— START RECORD LIST —
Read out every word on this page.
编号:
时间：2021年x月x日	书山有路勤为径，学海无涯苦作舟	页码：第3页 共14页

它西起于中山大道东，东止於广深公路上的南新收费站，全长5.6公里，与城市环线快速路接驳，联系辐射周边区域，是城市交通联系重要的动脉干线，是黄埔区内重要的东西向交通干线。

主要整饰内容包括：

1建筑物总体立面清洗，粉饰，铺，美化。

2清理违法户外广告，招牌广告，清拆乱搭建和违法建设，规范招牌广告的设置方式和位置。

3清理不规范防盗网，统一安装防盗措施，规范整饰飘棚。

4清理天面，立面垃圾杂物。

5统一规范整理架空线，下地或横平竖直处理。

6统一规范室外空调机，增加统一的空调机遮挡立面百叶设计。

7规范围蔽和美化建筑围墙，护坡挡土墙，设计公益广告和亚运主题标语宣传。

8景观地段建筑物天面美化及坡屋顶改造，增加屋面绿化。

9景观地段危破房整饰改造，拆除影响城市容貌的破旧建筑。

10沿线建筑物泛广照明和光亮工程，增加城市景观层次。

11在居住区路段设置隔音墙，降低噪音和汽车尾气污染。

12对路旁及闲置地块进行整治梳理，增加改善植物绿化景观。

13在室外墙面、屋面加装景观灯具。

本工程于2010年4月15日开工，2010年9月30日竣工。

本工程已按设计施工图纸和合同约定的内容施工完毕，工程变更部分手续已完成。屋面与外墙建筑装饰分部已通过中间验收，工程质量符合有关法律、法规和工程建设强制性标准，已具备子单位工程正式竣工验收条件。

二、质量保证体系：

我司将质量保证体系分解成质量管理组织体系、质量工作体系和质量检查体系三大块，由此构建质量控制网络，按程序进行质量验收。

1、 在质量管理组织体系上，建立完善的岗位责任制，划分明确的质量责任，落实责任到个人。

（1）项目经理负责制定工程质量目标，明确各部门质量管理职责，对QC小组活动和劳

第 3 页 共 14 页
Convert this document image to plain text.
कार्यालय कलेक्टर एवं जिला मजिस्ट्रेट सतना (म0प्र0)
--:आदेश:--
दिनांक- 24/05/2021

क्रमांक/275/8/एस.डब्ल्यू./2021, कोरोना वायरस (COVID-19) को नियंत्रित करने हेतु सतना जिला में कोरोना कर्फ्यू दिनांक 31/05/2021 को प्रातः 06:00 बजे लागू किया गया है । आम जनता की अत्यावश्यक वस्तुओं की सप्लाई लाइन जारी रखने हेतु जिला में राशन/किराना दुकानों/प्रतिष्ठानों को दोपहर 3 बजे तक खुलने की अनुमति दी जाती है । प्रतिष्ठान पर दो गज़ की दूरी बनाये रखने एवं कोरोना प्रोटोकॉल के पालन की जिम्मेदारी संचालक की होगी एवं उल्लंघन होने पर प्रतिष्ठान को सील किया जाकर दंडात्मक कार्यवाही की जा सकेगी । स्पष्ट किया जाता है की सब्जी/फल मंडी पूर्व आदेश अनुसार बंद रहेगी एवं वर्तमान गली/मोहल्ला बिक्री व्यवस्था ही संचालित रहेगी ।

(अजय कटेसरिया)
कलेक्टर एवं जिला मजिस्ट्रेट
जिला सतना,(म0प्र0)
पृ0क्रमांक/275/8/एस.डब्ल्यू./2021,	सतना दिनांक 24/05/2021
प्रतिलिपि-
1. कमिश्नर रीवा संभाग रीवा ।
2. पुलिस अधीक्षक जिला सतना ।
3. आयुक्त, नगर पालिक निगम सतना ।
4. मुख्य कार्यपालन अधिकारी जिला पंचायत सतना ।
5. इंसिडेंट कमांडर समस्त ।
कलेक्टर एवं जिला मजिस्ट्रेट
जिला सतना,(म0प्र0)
— END RECORD LIST —
> _DESCRIPTION OF THE TASK_
Report all lines of the data that include the word "this".

> _RESULT OF THE TASK_
Read out every word on this page.
Convert this document image to plain text.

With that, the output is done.